EXTRACT ::
>>>>>

Had a 2 bd 1 ba on the ocean for 1575.00 Now a house 3bd 2.5 ba garage with a view 2600.00. Both 10 min from SF


----------



## FLoJo (Aug 6, 2008)

wow 2600 for a house thats badass.. ill be moving in about 8 months and I really want to get a house... if you dont mind me asking are you north or south of sf?


----------



## GrowTech (Aug 6, 2008)

Stay away from major cities and you live in a boring area. Depending on where you go it could be from 700-3000


----------



## moondreamer (Aug 22, 2008)

Is HELL. People are really into the dog eat dog thing. Walk to slow, they will shove you out of the way. I had people keep shoving my kids out of the way once. Shoved me one way, the kids toward the street. I had to physically stop people to get to them. And they looked like they were going to kill me for stopping.

Only way to change lanes is to NOT signal. They are so afraid of someone being ahead of them they speed up when you signal.

They are snobs, pushy, aggressive, rude, and that's the white working class. Minorities are so sick of being shoved around by them, they too, attack. Not much friendship happpening in Bay Area, Oakland, & SF are the worst.


----------



## FLoJo (Aug 23, 2008)

damn buddy sounds like you live in the wrong area.. around santa cruz county everyone is nice and helpful and generally pretty loving and happy.. you must really live in hell or something because from my exp. cali peeps are badass for the most part.. way better than most of the country thats for damn sure


----------



## stoner408 (Aug 23, 2008)

<<<<<

LISTED RECORDS ::

>>>>>

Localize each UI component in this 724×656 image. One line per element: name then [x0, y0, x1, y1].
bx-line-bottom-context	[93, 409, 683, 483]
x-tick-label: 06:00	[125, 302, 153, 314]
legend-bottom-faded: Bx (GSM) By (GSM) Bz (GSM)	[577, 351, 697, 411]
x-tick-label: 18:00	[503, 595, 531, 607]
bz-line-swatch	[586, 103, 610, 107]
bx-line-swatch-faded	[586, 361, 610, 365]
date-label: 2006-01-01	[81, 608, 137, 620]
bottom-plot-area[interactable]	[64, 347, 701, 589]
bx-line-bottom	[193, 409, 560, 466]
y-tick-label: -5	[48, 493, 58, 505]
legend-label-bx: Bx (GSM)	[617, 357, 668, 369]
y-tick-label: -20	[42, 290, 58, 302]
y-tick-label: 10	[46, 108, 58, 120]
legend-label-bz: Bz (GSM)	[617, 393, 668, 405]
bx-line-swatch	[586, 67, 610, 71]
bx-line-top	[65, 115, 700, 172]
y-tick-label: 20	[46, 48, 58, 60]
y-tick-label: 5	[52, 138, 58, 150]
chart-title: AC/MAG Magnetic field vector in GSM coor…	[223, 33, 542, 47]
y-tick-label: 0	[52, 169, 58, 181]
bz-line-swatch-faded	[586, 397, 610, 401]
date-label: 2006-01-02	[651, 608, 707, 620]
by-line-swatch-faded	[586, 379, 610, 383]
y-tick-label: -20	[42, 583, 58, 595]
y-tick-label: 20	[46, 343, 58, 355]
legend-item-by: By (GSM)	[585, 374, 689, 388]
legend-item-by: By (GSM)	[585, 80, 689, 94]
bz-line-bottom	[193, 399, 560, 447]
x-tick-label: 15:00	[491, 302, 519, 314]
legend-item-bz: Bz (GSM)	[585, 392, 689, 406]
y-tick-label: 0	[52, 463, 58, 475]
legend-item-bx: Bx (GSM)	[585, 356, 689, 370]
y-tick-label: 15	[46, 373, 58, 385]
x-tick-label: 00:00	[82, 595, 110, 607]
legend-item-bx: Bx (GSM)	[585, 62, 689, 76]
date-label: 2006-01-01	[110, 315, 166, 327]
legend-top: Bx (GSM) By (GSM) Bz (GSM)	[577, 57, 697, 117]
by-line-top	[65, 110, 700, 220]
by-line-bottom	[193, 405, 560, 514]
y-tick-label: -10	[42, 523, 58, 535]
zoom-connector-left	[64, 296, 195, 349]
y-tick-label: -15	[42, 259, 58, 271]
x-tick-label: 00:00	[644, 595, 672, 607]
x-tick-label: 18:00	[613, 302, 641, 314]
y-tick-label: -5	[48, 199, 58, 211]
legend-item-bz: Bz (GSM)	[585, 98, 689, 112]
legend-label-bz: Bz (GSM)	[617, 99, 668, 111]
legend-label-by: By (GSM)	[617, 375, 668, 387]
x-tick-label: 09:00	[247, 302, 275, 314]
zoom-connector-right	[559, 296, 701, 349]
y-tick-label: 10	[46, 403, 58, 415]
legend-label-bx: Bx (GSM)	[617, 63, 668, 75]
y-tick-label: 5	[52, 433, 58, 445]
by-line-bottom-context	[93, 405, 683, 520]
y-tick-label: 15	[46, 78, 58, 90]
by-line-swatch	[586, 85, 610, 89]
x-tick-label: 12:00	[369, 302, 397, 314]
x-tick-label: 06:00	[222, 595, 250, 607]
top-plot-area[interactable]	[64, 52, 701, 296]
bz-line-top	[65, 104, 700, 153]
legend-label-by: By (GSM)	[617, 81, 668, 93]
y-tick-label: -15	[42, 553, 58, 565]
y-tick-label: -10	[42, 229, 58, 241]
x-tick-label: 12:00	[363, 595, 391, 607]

<<<<<

EXERCISE INSTRUCTIONS ::
a: In the forum thread about living near San Francisco, which county does FLoJo say has nice, helpful people?
b: Rewrite everything in the forum thread from "Only way to" down to "FLoJo (Aug 23, 2008)", putting "indicate" in place of "signal".
c: Write the next part of the forum thread about living near San Francisco, picking up after the point where it stops.

EXERCISE RESPONSES ::
a: Santa Cruz County.

b:
Only way to change lanes is to NOT indicate. They are so afraid of someone being ahead of them they speed up when you indicate.

They are snobs, pushy, aggressive, rude, and that's the white working class. Minorities are so sick of being shoved around by them, they too, attack. Not much friendship happpening in Bay Area, Oakland, & SF are the worst.


----------



## FLoJo (Aug 23, 2008)

c:
moondreamer said:


> Is HELL. People are really into the dog eat dog thing. Walk to slow, they will shove you out of the way. I had people keep shoving my kids out of the way once. Shoved me one way, the kids toward the street. I had to physically stop people to get to them. And they looked like they were going to kill me for stopping.
> 
> Only way to change lanes is to NOT signal. They are so afraid of someone being ahead of them they speed up when you signal.
> 
> They are snobs, pushy, aggressive, rude, and that's the white working class. Minorities are so sick of being shoved around by them, they too, attack. Not much friendship happpening in Bay Area, Oakland, & SF are the worst.


thats why we moved up here man.its a fucking rat race in san jose.i mean i miss being close to numerous dispensaries, but its not so bad if your growing your own.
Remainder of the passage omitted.